## Exercise instructions
In the article on lockdown easing below, write out word for word the part that opens with the words containing "From Monday 1" and closes with "cancelling midweek drinks.".

----- Document text

From Monday 1 June, we will be able meet with up to six people from other households, but lockdown easing presents some new pressures for us to deal with.
Lockdown has come with very few perks. It’s been a tough, confusing and sad time for all of us. But there have been some unexpected joys in this simplified, slow-paced way of quarantine life. The sudden lack of social pressures has paused our usual fear of missing out (FOMO) and people flaking out of plans. With everyone having to stay in their homes, there’s no need to feel left out of social events or, conversely, feel guilty about cancelling midweek drinks.
Of course, the trend for Zoom quizzes and Houseparty calls has presented a new kind of quarantine FOMO. It sometimes feels like everybody else has a call arranged for each night of the week. And, let’s be honest, we’ve all winced after sending a “can we do tonight’s FaceTime another night” message over WhatsApp. But, ultimately, two months of these virtual meetings has left us exhausted. Nobody can really be bothered with it anymore.
That’s why the government’s latest announcement might come as a relief to many of us. We are now allowed to see up to six people from different households at one time. Social distancing is still in place: you must stay two metres apart and stay outside. We all need to remain alert (although we’re still trying to work out what that actually means). But it does mean we can have picnics in the park, take strolls together in a beauty spot and enjoy a BBQ in a garden.
Although there is an ongoing frustration over not being able to physically touch other people, this is a major step in the pandemic – Boris Johnson’s “phase two” of our new normal life.
It all sounds like a step in the right direction. Being deprived of seeing our friends and family has been one of the toughest parts of lockdown. As long as we stick to the rules, being able to see other people is going to do us all the world of good… right? Well, not exactly.

----------
----- Listed entries

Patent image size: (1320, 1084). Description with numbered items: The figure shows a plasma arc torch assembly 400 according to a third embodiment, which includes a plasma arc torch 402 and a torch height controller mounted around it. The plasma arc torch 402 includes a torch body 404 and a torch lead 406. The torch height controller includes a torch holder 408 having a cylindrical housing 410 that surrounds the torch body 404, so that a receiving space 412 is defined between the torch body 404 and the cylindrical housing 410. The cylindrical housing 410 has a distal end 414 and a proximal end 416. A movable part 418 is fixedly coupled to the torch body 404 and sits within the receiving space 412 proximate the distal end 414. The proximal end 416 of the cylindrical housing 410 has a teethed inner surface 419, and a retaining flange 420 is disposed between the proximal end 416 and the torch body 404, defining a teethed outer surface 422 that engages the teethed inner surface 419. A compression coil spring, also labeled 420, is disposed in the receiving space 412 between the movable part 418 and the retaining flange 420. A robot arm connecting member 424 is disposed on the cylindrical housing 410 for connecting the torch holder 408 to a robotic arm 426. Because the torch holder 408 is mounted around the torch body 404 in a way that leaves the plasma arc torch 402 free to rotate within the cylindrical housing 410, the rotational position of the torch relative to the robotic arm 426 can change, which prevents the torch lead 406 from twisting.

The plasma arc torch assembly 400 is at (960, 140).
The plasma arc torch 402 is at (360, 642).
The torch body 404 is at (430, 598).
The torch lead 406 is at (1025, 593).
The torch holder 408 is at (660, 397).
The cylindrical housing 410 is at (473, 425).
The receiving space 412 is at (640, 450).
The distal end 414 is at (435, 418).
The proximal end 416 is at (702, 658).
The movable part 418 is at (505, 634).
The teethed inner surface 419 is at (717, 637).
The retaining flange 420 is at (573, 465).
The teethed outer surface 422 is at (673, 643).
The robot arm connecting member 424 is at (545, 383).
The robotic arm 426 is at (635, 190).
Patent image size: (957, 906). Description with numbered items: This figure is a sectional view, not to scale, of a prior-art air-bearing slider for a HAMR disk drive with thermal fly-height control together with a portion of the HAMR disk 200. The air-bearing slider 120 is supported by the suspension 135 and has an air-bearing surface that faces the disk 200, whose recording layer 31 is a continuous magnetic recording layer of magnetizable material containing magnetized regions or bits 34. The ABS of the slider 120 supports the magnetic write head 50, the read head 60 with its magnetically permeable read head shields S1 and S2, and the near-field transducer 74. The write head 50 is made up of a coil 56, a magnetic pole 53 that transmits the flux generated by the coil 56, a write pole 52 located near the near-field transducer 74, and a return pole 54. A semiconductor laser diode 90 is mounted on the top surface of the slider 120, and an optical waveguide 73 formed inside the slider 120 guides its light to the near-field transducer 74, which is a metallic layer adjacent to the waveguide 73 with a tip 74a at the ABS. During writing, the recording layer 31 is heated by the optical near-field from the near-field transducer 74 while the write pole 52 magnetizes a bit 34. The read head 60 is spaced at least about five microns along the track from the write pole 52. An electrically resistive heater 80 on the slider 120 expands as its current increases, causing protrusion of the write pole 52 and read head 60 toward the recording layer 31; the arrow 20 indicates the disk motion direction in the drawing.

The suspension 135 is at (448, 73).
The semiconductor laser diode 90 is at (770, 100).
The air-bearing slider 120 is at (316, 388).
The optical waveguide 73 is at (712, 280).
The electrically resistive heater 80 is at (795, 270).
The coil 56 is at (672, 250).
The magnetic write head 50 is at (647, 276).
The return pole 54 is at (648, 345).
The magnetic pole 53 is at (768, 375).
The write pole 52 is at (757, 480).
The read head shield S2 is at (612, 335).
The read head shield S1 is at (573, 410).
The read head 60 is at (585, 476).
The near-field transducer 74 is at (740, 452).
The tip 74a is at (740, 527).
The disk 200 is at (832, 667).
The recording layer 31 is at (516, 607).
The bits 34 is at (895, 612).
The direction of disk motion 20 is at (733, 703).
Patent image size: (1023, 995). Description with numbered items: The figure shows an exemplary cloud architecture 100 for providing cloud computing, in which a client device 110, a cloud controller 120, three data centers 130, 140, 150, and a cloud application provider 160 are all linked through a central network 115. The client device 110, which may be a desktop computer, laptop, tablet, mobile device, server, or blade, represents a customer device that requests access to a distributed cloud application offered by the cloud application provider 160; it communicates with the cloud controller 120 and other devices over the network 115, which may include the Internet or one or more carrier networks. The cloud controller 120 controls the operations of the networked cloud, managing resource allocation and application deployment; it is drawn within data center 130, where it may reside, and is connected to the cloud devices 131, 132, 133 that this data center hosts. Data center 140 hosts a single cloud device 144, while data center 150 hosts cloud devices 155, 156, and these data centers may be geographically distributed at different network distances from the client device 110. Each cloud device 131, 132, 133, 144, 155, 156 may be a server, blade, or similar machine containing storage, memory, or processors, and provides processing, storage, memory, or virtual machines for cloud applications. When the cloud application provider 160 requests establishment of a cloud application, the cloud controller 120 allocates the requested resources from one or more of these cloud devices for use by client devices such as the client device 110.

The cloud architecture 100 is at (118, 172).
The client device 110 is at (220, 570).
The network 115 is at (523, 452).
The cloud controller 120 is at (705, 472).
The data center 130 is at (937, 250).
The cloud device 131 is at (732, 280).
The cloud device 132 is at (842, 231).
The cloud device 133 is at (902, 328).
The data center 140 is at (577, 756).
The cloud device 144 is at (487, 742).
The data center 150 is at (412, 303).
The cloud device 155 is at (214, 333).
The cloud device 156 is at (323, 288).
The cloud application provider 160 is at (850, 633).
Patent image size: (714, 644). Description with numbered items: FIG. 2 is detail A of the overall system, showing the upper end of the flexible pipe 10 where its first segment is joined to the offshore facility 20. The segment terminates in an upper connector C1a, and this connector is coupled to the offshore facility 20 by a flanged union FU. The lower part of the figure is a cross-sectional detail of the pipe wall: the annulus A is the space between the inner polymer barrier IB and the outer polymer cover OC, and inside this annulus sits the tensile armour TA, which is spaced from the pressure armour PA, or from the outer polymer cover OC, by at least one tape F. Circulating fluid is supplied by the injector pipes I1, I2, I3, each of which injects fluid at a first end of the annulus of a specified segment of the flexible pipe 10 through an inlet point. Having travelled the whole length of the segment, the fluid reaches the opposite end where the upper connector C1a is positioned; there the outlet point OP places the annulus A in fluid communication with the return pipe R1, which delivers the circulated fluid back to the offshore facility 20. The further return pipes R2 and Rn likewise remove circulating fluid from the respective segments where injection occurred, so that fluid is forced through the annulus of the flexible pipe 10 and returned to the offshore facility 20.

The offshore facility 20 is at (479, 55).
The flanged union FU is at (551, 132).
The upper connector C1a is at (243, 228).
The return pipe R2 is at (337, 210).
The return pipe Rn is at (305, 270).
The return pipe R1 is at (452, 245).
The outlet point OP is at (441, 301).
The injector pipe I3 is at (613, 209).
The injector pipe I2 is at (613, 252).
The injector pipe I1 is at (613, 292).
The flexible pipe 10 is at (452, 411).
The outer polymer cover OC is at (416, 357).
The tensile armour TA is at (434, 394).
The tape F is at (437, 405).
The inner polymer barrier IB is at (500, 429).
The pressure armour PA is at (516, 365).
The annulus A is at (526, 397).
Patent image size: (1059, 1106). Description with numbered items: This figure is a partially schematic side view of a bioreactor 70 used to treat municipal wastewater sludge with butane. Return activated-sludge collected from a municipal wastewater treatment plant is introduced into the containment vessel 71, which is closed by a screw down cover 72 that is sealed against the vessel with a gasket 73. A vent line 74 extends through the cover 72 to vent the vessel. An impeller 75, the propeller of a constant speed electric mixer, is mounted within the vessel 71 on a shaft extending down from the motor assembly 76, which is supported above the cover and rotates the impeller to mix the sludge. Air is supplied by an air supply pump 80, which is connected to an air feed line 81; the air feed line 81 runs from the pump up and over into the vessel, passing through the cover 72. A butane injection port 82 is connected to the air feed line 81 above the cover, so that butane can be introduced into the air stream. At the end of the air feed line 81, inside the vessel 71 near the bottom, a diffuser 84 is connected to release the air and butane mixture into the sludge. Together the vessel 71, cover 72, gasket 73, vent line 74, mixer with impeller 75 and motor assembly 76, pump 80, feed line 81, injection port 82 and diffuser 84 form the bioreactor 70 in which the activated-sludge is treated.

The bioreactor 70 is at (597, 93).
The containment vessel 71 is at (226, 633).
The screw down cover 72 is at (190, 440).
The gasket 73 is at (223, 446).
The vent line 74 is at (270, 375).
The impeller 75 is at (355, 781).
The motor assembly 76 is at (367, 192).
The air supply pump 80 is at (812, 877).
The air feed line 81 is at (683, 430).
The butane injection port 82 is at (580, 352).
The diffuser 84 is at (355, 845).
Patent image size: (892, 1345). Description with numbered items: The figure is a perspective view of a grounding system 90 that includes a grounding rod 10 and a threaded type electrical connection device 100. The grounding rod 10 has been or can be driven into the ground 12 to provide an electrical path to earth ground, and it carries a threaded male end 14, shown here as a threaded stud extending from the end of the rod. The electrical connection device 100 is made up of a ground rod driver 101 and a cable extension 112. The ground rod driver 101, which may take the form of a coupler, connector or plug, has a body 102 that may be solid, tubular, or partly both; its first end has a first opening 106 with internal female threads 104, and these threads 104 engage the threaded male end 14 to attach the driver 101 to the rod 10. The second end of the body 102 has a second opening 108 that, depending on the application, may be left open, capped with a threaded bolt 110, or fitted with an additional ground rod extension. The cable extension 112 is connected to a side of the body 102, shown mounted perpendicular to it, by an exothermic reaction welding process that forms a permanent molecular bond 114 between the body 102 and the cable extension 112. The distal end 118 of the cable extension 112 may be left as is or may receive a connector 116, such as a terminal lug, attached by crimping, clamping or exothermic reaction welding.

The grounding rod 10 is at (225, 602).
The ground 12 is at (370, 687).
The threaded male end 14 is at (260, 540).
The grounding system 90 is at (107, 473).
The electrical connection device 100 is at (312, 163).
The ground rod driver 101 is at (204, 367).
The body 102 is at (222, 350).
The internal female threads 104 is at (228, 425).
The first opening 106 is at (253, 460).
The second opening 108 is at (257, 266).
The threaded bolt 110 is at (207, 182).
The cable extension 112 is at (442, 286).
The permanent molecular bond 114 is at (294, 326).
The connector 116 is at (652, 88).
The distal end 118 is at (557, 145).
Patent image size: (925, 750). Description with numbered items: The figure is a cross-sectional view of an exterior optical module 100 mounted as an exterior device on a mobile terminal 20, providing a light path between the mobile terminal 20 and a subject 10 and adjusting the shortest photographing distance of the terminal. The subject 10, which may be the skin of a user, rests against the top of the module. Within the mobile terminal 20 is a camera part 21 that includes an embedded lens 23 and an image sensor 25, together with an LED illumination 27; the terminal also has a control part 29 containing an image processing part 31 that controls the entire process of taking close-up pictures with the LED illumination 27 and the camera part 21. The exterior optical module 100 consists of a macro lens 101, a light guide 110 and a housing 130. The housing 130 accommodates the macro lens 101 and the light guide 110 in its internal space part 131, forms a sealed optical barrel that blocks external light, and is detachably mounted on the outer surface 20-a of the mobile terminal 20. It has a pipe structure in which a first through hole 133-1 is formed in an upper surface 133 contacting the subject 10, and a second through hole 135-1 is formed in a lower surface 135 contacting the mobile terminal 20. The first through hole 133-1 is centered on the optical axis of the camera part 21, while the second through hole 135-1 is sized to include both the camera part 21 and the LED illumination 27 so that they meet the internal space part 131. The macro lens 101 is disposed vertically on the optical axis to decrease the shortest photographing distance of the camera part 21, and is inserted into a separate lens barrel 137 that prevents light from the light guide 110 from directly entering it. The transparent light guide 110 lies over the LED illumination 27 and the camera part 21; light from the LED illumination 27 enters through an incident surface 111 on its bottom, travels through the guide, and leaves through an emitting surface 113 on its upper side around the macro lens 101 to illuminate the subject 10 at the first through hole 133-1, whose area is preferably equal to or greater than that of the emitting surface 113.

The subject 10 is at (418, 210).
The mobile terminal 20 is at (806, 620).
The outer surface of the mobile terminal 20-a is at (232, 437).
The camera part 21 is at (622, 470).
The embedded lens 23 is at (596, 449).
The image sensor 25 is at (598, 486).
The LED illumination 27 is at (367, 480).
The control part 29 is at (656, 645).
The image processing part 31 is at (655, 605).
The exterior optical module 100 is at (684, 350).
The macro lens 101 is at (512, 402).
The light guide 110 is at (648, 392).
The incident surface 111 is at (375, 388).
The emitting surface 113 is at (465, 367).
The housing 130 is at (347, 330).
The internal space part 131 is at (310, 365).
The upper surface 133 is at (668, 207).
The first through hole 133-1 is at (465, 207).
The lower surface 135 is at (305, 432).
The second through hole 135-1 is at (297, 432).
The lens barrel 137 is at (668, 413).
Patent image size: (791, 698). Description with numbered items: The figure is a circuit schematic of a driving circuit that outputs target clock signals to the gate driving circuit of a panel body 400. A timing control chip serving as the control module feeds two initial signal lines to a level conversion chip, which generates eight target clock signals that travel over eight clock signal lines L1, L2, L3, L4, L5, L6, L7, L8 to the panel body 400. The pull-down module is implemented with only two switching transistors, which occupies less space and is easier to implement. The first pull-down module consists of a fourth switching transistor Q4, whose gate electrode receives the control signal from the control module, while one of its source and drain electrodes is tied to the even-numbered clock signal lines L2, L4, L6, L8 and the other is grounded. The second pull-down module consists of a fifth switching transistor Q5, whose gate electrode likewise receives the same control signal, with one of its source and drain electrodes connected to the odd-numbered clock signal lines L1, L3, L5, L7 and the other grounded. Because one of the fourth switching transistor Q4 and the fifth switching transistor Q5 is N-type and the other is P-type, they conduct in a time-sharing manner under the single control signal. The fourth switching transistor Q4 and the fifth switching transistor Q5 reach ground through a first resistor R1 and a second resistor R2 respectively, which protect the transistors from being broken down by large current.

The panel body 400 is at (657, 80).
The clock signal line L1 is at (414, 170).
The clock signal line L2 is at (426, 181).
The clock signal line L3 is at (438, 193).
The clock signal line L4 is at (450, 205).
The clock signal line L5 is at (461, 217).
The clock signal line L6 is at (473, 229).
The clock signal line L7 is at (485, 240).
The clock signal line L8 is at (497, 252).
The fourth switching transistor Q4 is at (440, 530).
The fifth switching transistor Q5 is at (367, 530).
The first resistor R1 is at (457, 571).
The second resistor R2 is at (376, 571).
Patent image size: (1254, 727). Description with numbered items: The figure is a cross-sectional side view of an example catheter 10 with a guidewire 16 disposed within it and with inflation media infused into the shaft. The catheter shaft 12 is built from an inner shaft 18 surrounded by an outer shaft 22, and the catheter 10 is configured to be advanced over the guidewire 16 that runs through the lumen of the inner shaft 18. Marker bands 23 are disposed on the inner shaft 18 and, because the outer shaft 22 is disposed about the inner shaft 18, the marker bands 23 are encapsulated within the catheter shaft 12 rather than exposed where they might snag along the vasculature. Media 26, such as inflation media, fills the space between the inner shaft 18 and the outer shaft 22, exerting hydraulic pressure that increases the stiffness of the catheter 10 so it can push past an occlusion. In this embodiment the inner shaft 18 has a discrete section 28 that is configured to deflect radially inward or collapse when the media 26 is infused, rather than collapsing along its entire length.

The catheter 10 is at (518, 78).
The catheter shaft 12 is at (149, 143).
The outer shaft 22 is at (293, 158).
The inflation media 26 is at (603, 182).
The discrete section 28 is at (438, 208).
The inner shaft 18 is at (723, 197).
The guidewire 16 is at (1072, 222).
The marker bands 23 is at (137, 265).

----------

## Reply
From Monday 1 June, we will be able meet with up to six people from other households, but lockdown easing presents some new pressures for us to deal with.
Lockdown has come with very few perks. It’s been a tough, confusing and sad time for all of us. But there have been some unexpected joys in this simplified, slow-paced way of quarantine life. The sudden lack of social pressures has paused our usual fear of missing out (FOMO) and people flaking out of plans. With everyone having to stay in their homes, there’s no need to feel left out of social events or, conversely, feel guilty about cancelling midweek drinks.